* Exercise material:
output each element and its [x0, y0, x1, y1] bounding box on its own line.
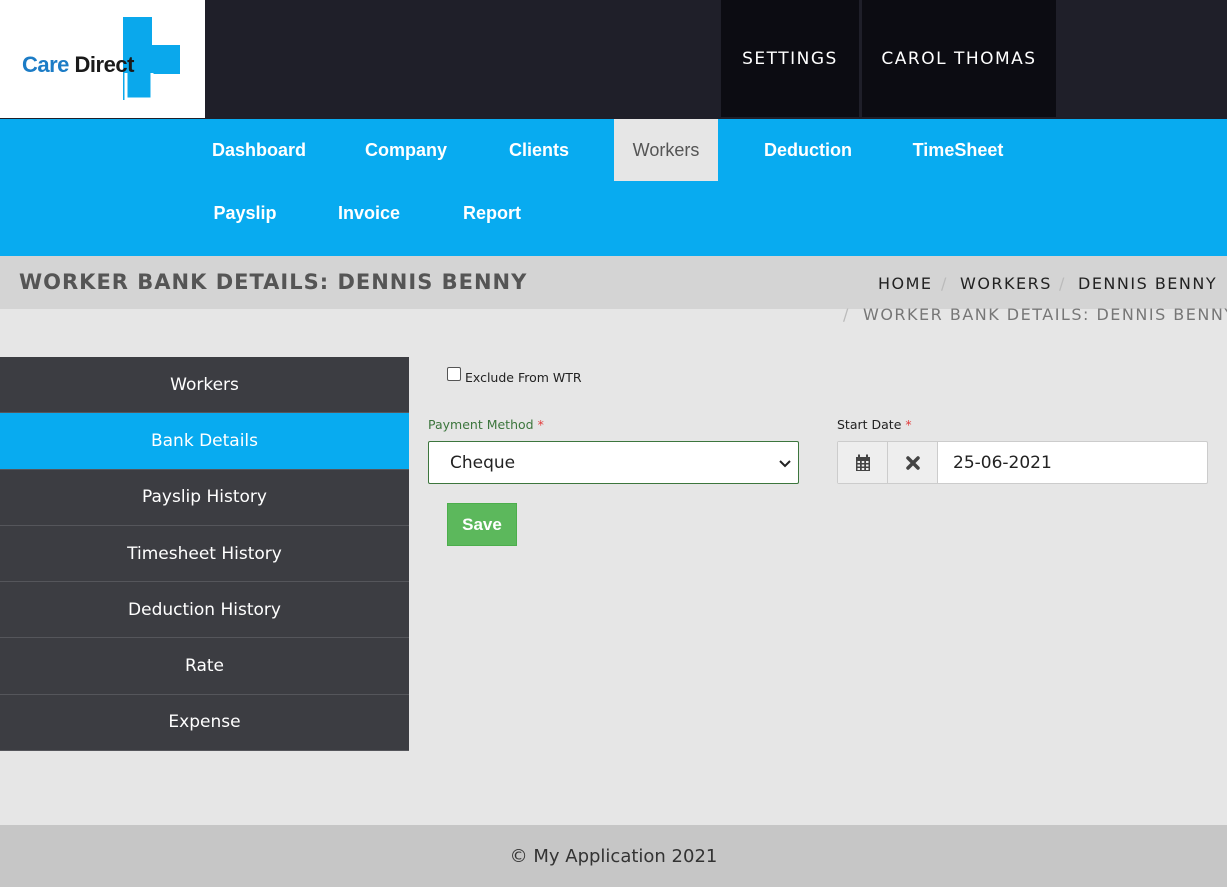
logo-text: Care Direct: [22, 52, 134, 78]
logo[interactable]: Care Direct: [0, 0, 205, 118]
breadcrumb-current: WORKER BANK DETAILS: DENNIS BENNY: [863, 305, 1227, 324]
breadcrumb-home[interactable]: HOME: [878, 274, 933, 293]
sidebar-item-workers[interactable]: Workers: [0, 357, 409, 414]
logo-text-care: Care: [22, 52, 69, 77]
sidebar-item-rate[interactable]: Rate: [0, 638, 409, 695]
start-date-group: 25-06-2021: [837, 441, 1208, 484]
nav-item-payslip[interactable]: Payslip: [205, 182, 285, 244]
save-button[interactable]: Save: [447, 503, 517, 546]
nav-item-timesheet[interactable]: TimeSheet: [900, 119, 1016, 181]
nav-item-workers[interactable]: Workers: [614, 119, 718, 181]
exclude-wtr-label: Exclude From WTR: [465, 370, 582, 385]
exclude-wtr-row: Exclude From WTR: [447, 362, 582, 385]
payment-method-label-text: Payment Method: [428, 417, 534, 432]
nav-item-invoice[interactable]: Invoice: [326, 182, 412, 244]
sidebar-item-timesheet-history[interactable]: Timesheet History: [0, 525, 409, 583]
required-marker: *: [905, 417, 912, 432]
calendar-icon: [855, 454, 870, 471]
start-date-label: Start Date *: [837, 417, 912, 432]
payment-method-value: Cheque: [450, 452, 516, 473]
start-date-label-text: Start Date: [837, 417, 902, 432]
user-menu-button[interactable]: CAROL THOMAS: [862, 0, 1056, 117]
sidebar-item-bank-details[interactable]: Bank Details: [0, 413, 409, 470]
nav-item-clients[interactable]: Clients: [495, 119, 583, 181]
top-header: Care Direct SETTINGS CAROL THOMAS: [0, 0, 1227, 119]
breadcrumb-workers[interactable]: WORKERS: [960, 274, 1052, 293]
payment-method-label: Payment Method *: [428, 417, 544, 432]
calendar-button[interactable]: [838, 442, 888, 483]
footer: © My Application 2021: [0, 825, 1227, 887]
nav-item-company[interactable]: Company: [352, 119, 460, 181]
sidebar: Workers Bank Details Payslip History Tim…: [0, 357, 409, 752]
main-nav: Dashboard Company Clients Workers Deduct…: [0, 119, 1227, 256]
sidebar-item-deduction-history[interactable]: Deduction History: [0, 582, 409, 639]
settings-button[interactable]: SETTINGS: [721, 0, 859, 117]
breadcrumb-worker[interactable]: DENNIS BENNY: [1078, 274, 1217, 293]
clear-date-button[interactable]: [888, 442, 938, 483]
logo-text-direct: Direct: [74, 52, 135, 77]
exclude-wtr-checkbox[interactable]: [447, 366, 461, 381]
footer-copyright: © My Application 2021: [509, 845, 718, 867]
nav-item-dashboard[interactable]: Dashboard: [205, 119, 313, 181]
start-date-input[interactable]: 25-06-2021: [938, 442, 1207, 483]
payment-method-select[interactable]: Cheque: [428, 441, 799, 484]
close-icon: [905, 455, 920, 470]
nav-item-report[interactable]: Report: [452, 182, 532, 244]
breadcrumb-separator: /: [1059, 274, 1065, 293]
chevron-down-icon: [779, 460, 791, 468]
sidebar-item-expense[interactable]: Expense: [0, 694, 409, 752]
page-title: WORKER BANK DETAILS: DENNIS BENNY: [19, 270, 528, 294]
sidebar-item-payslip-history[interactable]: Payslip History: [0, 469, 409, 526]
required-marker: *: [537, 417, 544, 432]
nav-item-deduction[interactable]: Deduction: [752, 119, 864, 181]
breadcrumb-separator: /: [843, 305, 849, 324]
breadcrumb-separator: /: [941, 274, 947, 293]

* Task: Retype every line of the entries above word for word, omitting the picture.

* Exercise solution:
output each element and its [x0, y0, x1, y1] bounding box on its own line.
logo-text: Care Direct: [22, 52, 134, 78]
logo[interactable]: Care Direct: [0, 0, 205, 118]
breadcrumb-current: WORKER BANK DETAILS: DENNIS BENNY: [863, 305, 1227, 324]
breadcrumb-home[interactable]: HOME: [878, 274, 933, 293]
sidebar-item-workers[interactable]: Workers: [0, 357, 409, 414]
logo-text-care: Care: [22, 52, 69, 77]
sidebar-item-rate[interactable]: Rate: [0, 638, 409, 695]
start-date-group: 25-06-2021: [837, 441, 1208, 484]
nav-item-payslip[interactable]: Payslip: [205, 182, 285, 244]
save-button[interactable]: Save: [447, 503, 517, 546]
nav-item-timesheet[interactable]: TimeSheet: [900, 119, 1016, 181]
nav-item-workers[interactable]: Workers: [614, 119, 718, 181]
exclude-wtr-label: Exclude From WTR: [465, 370, 582, 385]
exclude-wtr-row: Exclude From WTR: [447, 362, 582, 385]
payment-method-label-text: Payment Method: [428, 417, 534, 432]
nav-item-invoice[interactable]: Invoice: [326, 182, 412, 244]
sidebar-item-timesheet-history[interactable]: Timesheet History: [0, 525, 409, 583]
required-marker: *: [905, 417, 912, 432]
calendar-icon: [855, 454, 870, 471]
start-date-label: Start Date *: [837, 417, 912, 432]
payment-method-value: Cheque: [450, 452, 516, 473]
start-date-label-text: Start Date: [837, 417, 902, 432]
user-menu-button[interactable]: CAROL THOMAS: [862, 0, 1056, 117]
sidebar-item-bank-details[interactable]: Bank Details: [0, 413, 409, 470]
nav-item-clients[interactable]: Clients: [495, 119, 583, 181]
top-header: Care Direct SETTINGS CAROL THOMAS: [0, 0, 1227, 119]
breadcrumb-workers[interactable]: WORKERS: [960, 274, 1052, 293]
payment-method-label: Payment Method *: [428, 417, 544, 432]
calendar-button[interactable]: [838, 442, 888, 483]
footer: © My Application 2021: [0, 825, 1227, 887]
nav-item-company[interactable]: Company: [352, 119, 460, 181]
sidebar: Workers Bank Details Payslip History Tim…: [0, 357, 409, 752]
main-nav: Dashboard Company Clients Workers Deduct…: [0, 119, 1227, 256]
sidebar-item-deduction-history[interactable]: Deduction History: [0, 582, 409, 639]
settings-button[interactable]: SETTINGS: [721, 0, 859, 117]
breadcrumb-worker[interactable]: DENNIS BENNY: [1078, 274, 1217, 293]
clear-date-button[interactable]: [888, 442, 938, 483]
logo-text-direct: Direct: [74, 52, 135, 77]
exclude-wtr-checkbox[interactable]: [447, 366, 461, 381]
footer-copyright: © My Application 2021: [509, 845, 718, 867]
nav-item-dashboard[interactable]: Dashboard: [205, 119, 313, 181]
start-date-input[interactable]: 25-06-2021: [938, 442, 1207, 483]
payment-method-select[interactable]: Cheque: [428, 441, 799, 484]
close-icon: [905, 455, 920, 470]
nav-item-report[interactable]: Report: [452, 182, 532, 244]
breadcrumb-separator: /: [1059, 274, 1065, 293]
chevron-down-icon: [779, 460, 791, 468]
sidebar-item-expense[interactable]: Expense: [0, 694, 409, 752]
page-title: WORKER BANK DETAILS: DENNIS BENNY: [19, 270, 528, 294]
sidebar-item-payslip-history[interactable]: Payslip History: [0, 469, 409, 526]
required-marker: *: [537, 417, 544, 432]
nav-item-deduction[interactable]: Deduction: [752, 119, 864, 181]
breadcrumb-separator: /: [843, 305, 849, 324]
breadcrumb-separator: /: [941, 274, 947, 293]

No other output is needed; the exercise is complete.